> [Dataset items]:
-------------------------
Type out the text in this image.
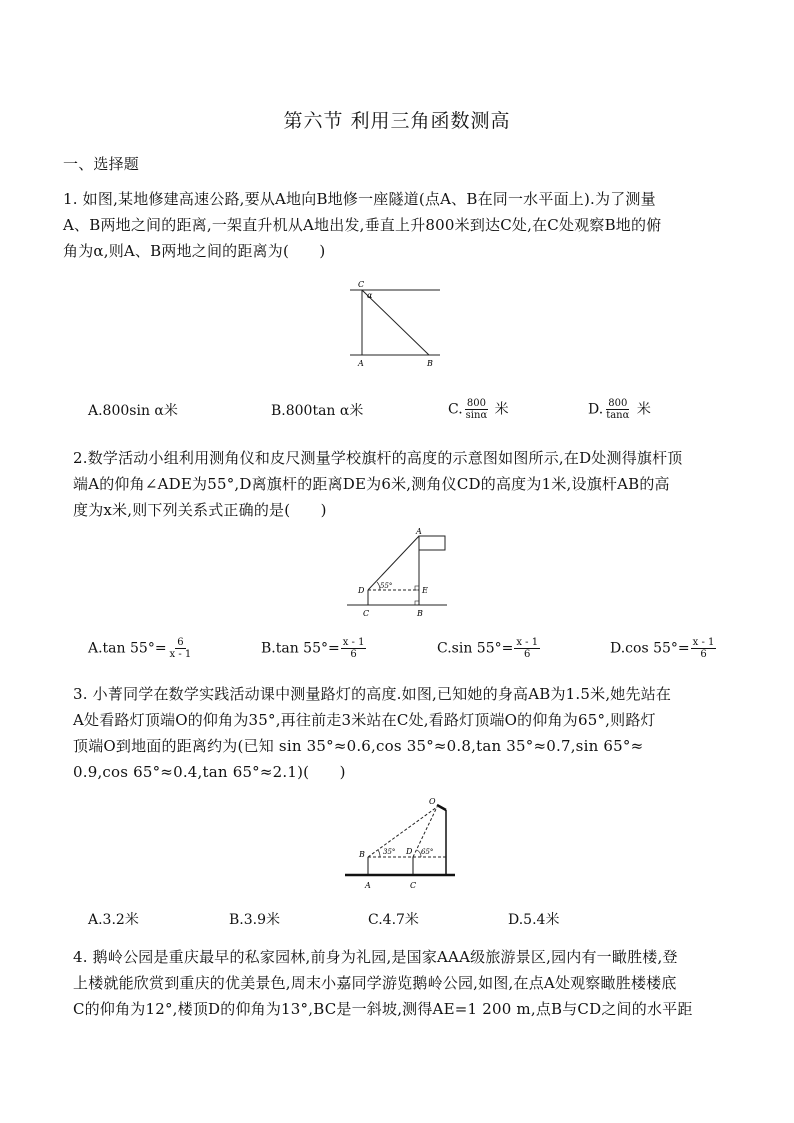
第六节 利用三角函数测高
一、选择题
1. 如图,某地修建高速公路,要从A地向B地修一座隧道(点A、B在同一水平面上).为了测量
A、B两地之间的距离,一架直升机从A地出发,垂直上升800米到达C处,在C处观察B地的俯
角为α,则A、B两地之间的距离为(　　)
C
α
A	B
A.800sin α米	B.800tan α米	C. $\frac{800}{\sin\alpha}$ 米	D. $\frac{800}{\tan\alpha}$ 米
2.数学活动小组利用测角仪和皮尺测量学校旗杆的高度的示意图如图所示,在D处测得旗杆顶
端A的仰角∠ADE为55°,D离旗杆的距离DE为6米,测角仪CD的高度为1米,设旗杆AB的高
度为x米,则下列关系式正确的是(　　)
A
D	E
C	B
55°
A.tan $55^\circ= \frac{6}{x - 1}$	B.tan $55^\circ= \frac{x - 1}{6}$	C.sin $55^\circ= \frac{x - 1}{6}$	D.cos $55^\circ= \frac{x - 1}{6}$
3. 小菁同学在数学实践活动课中测量路灯的高度.如图,已知她的身高AB为1.5米,她先站在
A处看路灯顶端O的仰角为35°,再往前走3米站在C处,看路灯顶端O的仰角为65°,则路灯
顶端O到地面的距离约为(已知 sin 35°≈0.6,cos 35°≈0.8,tan 35°≈0.7,sin 65°≈
0.9,cos 65°≈0.4,tan 65°≈2.1)(　　)
O
B	D
A	C
35°	65°
A.3.2米	B.3.9米	C.4.7米	D.5.4米
4. 鹅岭公园是重庆最早的私家园林,前身为礼园,是国家AAA级旅游景区,园内有一瞰胜楼,登
上楼就能欣赏到重庆的优美景色,周末小嘉同学游览鹅岭公园,如图,在点A处观察瞰胜楼楼底
C的仰角为12°,楼顶D的仰角为13°,BC是一斜坡,测得AE=1 200 m,点B与CD之间的水平距
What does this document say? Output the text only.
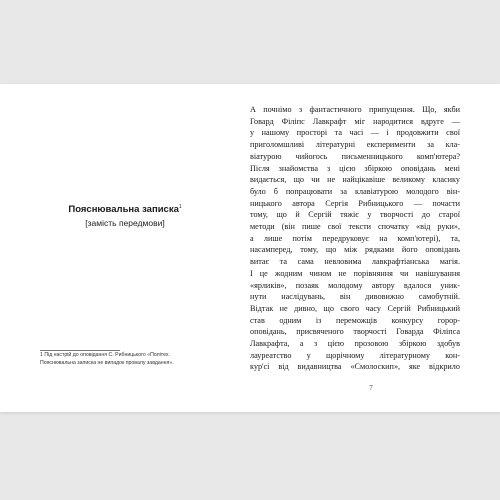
Пояснювальна записка$^1$
[замість передмови]
1 Під настрій до оповідання С. Рибницького «Політех.
Пояснювальна записка не випадок провалу завдання».
А почнімо з фантастичного припущення. Що, якби
Говард Філіпс Лавкрафт міг народитися вдруге —
у нашому просторі та часі — і продовжити свої
приголомшливі літературні експерименти за кла-
віатурою чийогось письменницького комп'ютера?
Після знайомства з цією збіркою оповідань мені
видається, що чи не найцікавіше великому класику
було б попрацювати за клавіатурою молодого він-
ницького автора Сергія Рибницького — почасти
тому, що й Сергій тяжіє у творчості до старої
методи (він пише свої тексти спочатку «від руки»,
а лише потім передруковує на комп'ютері), та,
насамперед, тому, що між рядками його оповідань
витає та сама невловима лавкрафтіанська магія.
І це жодним чином не порівняння чи навішування
«ярликів», позаяк молодому автору вдалося уник-
нути наслідувань, він дивовижно самобутній.
Відтак не дивно, що свого часу Сергій Рибницький
став одним із переможців конкурсу горор-
оповідань, присвяченого творчості Говарда Філіпса
Лавкрафта, а з цією прозовою збіркою здобув
лауреатство у щорічному літературному кон-
кур'сі від видавництва «Смолоскип», яке відкрило
7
-------------------------
> [Exercise directions]: Count how many lines above carry the word "Пояснювальна". Only the number is required.

> [Response for this exercise]: 2